● Exercise: From the passage on the EUR/GBP pair and the pound, extract word for word the section that opens with the words containing "The pound remains" and closes with "Bank of England.".

● Passage shown:

The EUR/GBP pair has been growing for the third week in a row and reached three-month highs in the 0.8860 area yesterday.
The pound remains under pressure in anticipation of a recession in the British economy and against the backdrop of mass protests by public sector workers demanding higher wages to maintain living standards amid record inflation. Q3 gross domestic product (GDP) of the United Kingdom fell by 0.3%, which was worse than the calculations of experts who expected a decline of 0.2%, and the figure increased by 1.9% YoY, not reaching the projected 2.4%. Starting the next quarter, the market expects a decline in macroeconomic indicators, which may last for several years, according to the Bank of England.

● Information:

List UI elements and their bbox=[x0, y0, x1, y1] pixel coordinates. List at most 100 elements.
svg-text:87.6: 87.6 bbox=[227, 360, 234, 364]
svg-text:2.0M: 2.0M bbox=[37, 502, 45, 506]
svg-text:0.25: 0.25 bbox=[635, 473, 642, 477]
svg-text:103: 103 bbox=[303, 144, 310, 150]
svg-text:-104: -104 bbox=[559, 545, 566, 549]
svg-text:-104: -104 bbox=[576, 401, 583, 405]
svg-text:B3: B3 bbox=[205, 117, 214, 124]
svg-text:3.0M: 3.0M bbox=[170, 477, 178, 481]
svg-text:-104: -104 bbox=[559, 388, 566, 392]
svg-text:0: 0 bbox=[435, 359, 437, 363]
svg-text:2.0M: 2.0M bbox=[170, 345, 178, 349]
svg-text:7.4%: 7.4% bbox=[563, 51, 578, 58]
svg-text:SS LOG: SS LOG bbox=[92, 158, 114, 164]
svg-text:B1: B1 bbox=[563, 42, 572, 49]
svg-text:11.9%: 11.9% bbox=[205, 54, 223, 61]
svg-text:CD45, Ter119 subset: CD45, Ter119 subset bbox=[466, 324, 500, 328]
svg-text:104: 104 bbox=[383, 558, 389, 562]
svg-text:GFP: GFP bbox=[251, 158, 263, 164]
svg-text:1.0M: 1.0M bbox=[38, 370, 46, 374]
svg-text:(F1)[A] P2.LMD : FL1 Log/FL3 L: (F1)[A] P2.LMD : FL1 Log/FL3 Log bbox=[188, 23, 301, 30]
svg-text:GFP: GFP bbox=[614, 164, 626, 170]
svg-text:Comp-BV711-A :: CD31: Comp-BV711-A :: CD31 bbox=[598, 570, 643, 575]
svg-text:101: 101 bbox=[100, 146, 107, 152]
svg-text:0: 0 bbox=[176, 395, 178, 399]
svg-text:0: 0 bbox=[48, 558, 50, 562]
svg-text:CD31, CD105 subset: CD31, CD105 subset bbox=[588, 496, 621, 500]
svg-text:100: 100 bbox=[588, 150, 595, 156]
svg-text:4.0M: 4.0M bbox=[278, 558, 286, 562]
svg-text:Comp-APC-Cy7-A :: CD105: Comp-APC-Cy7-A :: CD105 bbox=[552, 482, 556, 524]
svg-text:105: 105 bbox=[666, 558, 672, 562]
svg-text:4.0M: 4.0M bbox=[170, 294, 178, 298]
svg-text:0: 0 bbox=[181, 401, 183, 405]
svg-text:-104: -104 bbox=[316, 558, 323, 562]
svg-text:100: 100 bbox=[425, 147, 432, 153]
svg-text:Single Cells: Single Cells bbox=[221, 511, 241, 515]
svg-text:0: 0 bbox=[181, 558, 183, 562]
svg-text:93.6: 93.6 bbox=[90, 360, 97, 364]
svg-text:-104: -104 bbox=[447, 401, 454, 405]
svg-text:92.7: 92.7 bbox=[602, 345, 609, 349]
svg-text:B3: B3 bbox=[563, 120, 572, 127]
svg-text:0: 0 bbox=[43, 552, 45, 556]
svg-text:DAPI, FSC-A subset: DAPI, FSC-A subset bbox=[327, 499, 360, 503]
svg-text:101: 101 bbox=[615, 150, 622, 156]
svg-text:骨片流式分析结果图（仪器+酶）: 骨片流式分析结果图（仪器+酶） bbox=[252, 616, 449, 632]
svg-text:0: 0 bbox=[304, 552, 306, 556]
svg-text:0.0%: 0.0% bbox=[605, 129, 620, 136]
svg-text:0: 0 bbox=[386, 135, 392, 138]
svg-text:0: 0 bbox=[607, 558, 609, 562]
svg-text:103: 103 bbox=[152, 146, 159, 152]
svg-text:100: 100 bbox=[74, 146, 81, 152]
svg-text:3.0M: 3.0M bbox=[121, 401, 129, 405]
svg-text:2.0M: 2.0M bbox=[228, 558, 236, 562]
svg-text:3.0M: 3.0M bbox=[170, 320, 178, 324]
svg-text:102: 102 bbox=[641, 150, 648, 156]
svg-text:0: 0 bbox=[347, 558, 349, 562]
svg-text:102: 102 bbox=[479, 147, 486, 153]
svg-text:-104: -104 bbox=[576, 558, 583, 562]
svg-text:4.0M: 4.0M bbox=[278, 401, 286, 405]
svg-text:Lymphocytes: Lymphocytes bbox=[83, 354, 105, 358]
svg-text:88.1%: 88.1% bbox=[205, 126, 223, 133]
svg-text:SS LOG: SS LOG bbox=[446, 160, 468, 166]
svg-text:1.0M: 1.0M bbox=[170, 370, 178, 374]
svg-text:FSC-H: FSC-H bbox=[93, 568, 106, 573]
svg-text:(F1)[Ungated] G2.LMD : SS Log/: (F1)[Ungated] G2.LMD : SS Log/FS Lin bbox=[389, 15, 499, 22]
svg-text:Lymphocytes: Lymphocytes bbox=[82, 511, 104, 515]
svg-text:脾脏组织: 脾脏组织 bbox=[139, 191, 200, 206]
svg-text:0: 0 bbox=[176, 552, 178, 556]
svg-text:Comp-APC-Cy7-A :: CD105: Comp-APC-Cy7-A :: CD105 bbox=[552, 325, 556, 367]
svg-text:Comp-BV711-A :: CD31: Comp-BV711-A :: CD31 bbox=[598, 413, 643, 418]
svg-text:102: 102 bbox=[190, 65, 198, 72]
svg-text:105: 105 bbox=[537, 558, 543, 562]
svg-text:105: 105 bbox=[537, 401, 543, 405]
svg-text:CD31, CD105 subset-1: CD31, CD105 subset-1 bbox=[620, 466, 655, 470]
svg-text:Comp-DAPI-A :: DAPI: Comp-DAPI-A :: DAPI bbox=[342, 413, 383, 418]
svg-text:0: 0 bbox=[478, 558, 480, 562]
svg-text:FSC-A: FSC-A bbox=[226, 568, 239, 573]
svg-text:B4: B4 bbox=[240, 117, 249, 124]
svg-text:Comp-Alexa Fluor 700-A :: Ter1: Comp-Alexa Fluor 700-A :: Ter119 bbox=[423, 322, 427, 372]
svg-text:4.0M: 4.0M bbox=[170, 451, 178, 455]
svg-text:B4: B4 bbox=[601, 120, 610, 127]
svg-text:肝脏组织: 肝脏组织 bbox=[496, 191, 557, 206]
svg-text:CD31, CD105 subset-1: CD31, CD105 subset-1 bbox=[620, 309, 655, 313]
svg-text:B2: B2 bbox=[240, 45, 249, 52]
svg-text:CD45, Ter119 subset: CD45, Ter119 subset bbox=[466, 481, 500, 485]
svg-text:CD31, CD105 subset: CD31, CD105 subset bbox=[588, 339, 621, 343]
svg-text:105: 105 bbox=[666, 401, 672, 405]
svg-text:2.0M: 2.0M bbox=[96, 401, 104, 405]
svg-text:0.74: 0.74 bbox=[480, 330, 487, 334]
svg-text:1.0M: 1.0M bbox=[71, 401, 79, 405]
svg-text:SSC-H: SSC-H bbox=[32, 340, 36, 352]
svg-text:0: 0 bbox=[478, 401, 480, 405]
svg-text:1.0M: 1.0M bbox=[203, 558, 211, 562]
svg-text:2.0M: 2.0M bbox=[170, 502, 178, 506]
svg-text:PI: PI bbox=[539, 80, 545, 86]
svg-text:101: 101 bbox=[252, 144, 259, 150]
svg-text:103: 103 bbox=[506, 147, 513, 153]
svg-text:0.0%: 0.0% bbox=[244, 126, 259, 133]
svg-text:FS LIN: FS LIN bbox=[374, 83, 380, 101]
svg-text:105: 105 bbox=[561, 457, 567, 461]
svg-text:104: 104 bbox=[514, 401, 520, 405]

● Task answer:
The pound remains under pressure in anticipation of a recession in the British economy and against the backdrop of mass protests by public sector workers demanding higher wages to maintain living standards amid record inflation. Q3 gross domestic product (GDP) of the United Kingdom fell by 0.3%, which was worse than the calculations of experts who expected a decline of 0.2%, and the figure increased by 1.9% YoY, not reaching the projected 2.4%. Starting the next quarter, the market expects a decline in macroeconomic indicators, which may last for several years, according to the Bank of England.